Exercise:
Pull every "name" line out of the data below.

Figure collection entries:
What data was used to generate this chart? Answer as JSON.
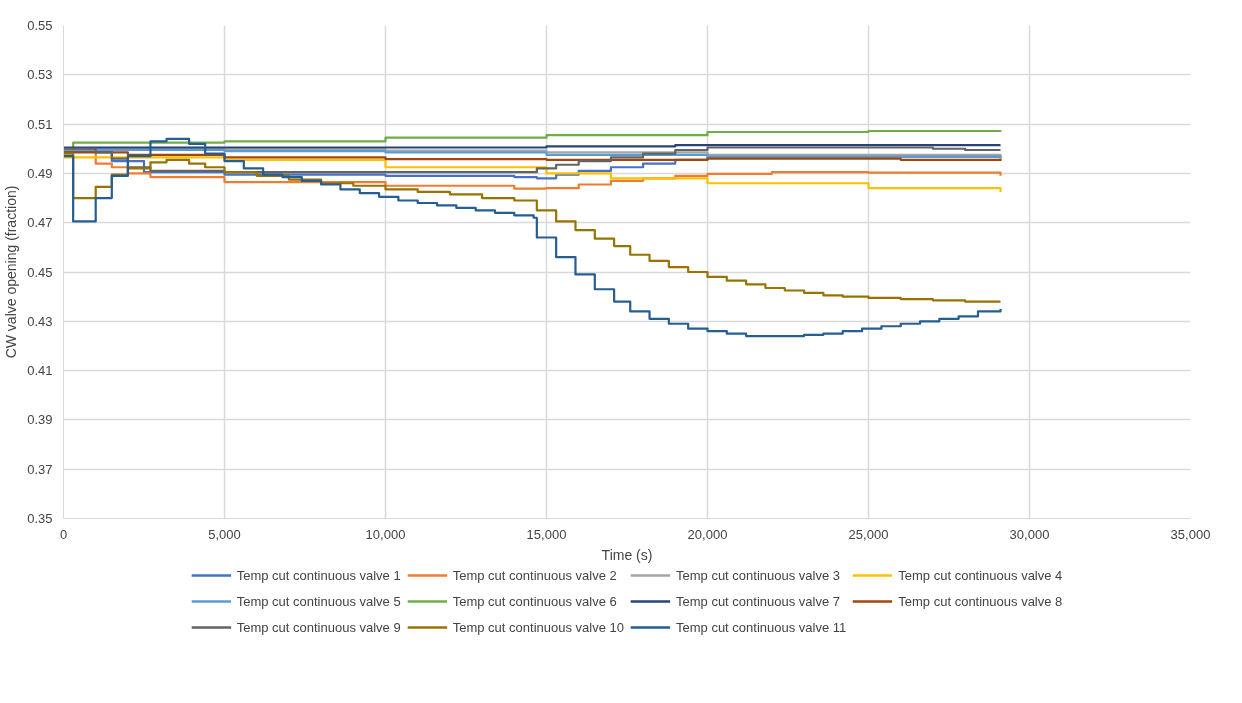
{
  "chart_data": {
    "type": "step",
    "xlabel": "Time (s)",
    "ylabel": "CW valve opening (fraction)",
    "xlim": [
      0,
      35000
    ],
    "ylim": [
      0.35,
      0.55
    ],
    "xticks": [
      0,
      {
        "value": 5000,
        "label": "5,000"
      },
      {
        "value": 10000,
        "label": "10,000"
      },
      {
        "value": 15000,
        "label": "15,000"
      },
      {
        "value": 20000,
        "label": "20,000"
      },
      {
        "value": 25000,
        "label": "25,000"
      },
      {
        "value": 30000,
        "label": "30,000"
      },
      {
        "value": 35000,
        "label": "35,000"
      }
    ],
    "yticks": [
      0.35,
      0.37,
      0.39,
      0.41,
      0.43,
      0.45,
      0.47,
      0.49,
      0.51,
      0.53,
      0.55
    ],
    "grid": true,
    "legend": "bottom",
    "line_style": "solid",
    "marker": "none",
    "series": [
      {
        "name": "Temp cut continuous valve 1",
        "color": "#4472c4",
        "x": [
          0,
          1500,
          2500,
          5000,
          10000,
          14000,
          14700,
          15300,
          16000,
          17000,
          18000,
          19000,
          20000,
          25000,
          29100
        ],
        "values": [
          0.499,
          0.495,
          0.4905,
          0.4895,
          0.489,
          0.4885,
          0.488,
          0.4895,
          0.491,
          0.4925,
          0.494,
          0.4955,
          0.4965,
          0.4968,
          0.4965
        ]
      },
      {
        "name": "Temp cut continuous valve 2",
        "color": "#ed7d31",
        "x": [
          0,
          1000,
          1500,
          2000,
          2700,
          5000,
          10000,
          14000,
          15000,
          16000,
          17000,
          18000,
          19000,
          20000,
          22000,
          25000,
          29100
        ],
        "values": [
          0.4995,
          0.494,
          0.4925,
          0.49,
          0.4885,
          0.4865,
          0.485,
          0.4838,
          0.484,
          0.4855,
          0.487,
          0.488,
          0.489,
          0.4898,
          0.4905,
          0.4903,
          0.489
        ]
      },
      {
        "name": "Temp cut continuous valve 3",
        "color": "#a5a5a5",
        "x": [
          0,
          5000,
          10000,
          15000,
          20000,
          29100
        ],
        "values": [
          0.5,
          0.4998,
          0.4992,
          0.4985,
          0.4975,
          0.4955
        ]
      },
      {
        "name": "Temp cut continuous valve 4",
        "color": "#ffc000",
        "x": [
          0,
          5000,
          10000,
          15000,
          17000,
          20000,
          25000,
          29100
        ],
        "values": [
          0.4965,
          0.4955,
          0.4925,
          0.49,
          0.488,
          0.486,
          0.484,
          0.4825
        ]
      },
      {
        "name": "Temp cut continuous valve 5",
        "color": "#5b9bd5",
        "x": [
          0,
          5000,
          10000,
          15000,
          20000,
          29100
        ],
        "values": [
          0.4995,
          0.499,
          0.4985,
          0.4975,
          0.4968,
          0.4965
        ]
      },
      {
        "name": "Temp cut continuous valve 6",
        "color": "#70ad47",
        "x": [
          0,
          300,
          5000,
          10000,
          15000,
          20000,
          25000,
          29100
        ],
        "values": [
          0.5,
          0.5025,
          0.503,
          0.5045,
          0.5055,
          0.5068,
          0.5072,
          0.5075
        ]
      },
      {
        "name": "Temp cut continuous valve 7",
        "color": "#264478",
        "x": [
          0,
          15000,
          19000,
          29100
        ],
        "values": [
          0.5005,
          0.501,
          0.5015,
          0.5015
        ]
      },
      {
        "name": "Temp cut continuous valve 8",
        "color": "#9e480e",
        "x": [
          0,
          2000,
          5000,
          10000,
          15000,
          20000,
          26000,
          29100
        ],
        "values": [
          0.4985,
          0.4975,
          0.4965,
          0.4958,
          0.4955,
          0.496,
          0.4955,
          0.495
        ]
      },
      {
        "name": "Temp cut continuous valve 9",
        "color": "#636363",
        "x": [
          0,
          1000,
          1500,
          2000,
          2700,
          5000,
          10000,
          14000,
          14700,
          15300,
          16000,
          17000,
          18000,
          19000,
          20000,
          26000,
          27000,
          28000,
          29100
        ],
        "values": [
          0.5,
          0.4985,
          0.496,
          0.4925,
          0.491,
          0.4905,
          0.4905,
          0.4905,
          0.492,
          0.4935,
          0.495,
          0.4965,
          0.498,
          0.4995,
          0.5005,
          0.5005,
          0.5,
          0.4995,
          0.4995
        ]
      },
      {
        "name": "Temp cut continuous valve 10",
        "color": "#997300",
        "x": [
          0,
          300,
          1000,
          1500,
          2000,
          2700,
          3200,
          3900,
          4400,
          5000,
          6000,
          7000,
          8000,
          9000,
          10000,
          11000,
          12000,
          13000,
          14000,
          14700,
          15300,
          15900,
          16500,
          17100,
          17600,
          18200,
          18800,
          19400,
          20000,
          20600,
          21200,
          21800,
          22400,
          23000,
          23600,
          24200,
          25000,
          26000,
          27000,
          28000,
          29100
        ],
        "values": [
          0.498,
          0.48,
          0.4845,
          0.4895,
          0.492,
          0.4945,
          0.4955,
          0.494,
          0.4925,
          0.4905,
          0.489,
          0.4875,
          0.486,
          0.485,
          0.4835,
          0.4825,
          0.4815,
          0.48,
          0.479,
          0.475,
          0.4705,
          0.467,
          0.4635,
          0.4605,
          0.457,
          0.4545,
          0.452,
          0.45,
          0.448,
          0.4465,
          0.445,
          0.4435,
          0.4425,
          0.4415,
          0.4405,
          0.44,
          0.4395,
          0.439,
          0.4385,
          0.438,
          0.438
        ]
      },
      {
        "name": "Temp cut continuous valve 11",
        "color": "#255e91",
        "x": [
          0,
          300,
          1000,
          1500,
          2000,
          2700,
          3200,
          3900,
          4400,
          5000,
          5600,
          6200,
          6800,
          7400,
          8000,
          8600,
          9200,
          9800,
          10400,
          11000,
          11600,
          12200,
          12800,
          13400,
          14000,
          14600,
          14700,
          15300,
          15900,
          16500,
          17100,
          17600,
          18200,
          18800,
          19400,
          20000,
          20600,
          21200,
          23000,
          23600,
          24200,
          24800,
          25400,
          26000,
          26600,
          27200,
          27800,
          28400,
          29100
        ],
        "values": [
          0.497,
          0.4705,
          0.48,
          0.489,
          0.497,
          0.503,
          0.504,
          0.502,
          0.498,
          0.495,
          0.492,
          0.4895,
          0.4885,
          0.487,
          0.4855,
          0.4835,
          0.482,
          0.4805,
          0.479,
          0.478,
          0.477,
          0.476,
          0.475,
          0.474,
          0.473,
          0.472,
          0.464,
          0.456,
          0.449,
          0.443,
          0.438,
          0.434,
          0.431,
          0.429,
          0.427,
          0.426,
          0.425,
          0.424,
          0.4245,
          0.425,
          0.426,
          0.427,
          0.428,
          0.429,
          0.43,
          0.431,
          0.432,
          0.434,
          0.435
        ]
      }
    ]
  }
}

Answer to the exercise:
        "name": "Temp cut continuous valve 1",
        "name": "Temp cut continuous valve 2",
        "name": "Temp cut continuous valve 3",
        "name": "Temp cut continuous valve 4",
        "name": "Temp cut continuous valve 5",
        "name": "Temp cut continuous valve 6",
        "name": "Temp cut continuous valve 7",
        "name": "Temp cut continuous valve 8",
        "name": "Temp cut continuous valve 9",
        "name": "Temp cut continuous valve 10",
        "name": "Temp cut continuous valve 11",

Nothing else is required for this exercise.